**Given exercise:** In the records below, find each line with the word "Conocer" and copy it.

**Records shown:**
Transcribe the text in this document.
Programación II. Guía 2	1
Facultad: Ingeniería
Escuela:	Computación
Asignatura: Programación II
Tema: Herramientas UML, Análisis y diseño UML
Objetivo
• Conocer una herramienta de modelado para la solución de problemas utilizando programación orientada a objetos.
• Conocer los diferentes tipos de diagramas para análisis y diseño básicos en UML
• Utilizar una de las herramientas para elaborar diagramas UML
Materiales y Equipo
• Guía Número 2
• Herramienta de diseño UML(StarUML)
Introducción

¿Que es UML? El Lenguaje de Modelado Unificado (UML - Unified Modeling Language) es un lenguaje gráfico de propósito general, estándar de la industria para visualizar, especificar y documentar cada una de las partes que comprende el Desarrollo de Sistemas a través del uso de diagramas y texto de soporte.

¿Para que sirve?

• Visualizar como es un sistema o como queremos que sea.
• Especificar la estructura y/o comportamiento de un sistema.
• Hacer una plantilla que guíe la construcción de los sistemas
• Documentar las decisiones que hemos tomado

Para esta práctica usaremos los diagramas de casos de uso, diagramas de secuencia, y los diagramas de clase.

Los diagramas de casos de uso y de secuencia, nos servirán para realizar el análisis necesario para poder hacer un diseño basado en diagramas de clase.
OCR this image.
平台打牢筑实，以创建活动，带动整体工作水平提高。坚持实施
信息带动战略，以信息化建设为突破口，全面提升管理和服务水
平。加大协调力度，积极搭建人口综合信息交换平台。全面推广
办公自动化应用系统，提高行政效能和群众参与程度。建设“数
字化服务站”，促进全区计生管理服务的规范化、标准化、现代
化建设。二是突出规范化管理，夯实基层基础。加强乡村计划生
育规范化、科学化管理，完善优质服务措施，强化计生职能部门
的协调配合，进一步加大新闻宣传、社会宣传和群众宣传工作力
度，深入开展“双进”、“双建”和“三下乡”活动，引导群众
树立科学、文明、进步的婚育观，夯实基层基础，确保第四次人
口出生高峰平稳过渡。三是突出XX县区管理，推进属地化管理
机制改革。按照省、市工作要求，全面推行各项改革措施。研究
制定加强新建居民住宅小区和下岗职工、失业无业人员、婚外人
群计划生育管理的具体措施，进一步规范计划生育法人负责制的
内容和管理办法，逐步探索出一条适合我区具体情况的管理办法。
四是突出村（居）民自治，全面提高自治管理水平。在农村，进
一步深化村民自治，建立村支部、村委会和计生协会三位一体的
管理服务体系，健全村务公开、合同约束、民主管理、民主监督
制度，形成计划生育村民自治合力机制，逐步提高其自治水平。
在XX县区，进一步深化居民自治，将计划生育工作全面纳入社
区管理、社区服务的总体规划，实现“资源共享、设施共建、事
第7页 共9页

**Response to the task:**
• Conocer una herramienta de modelado para la solución de problemas utilizando programación orientada a objetos.
• Conocer los diferentes tipos de diagramas para análisis y diseño básicos en UML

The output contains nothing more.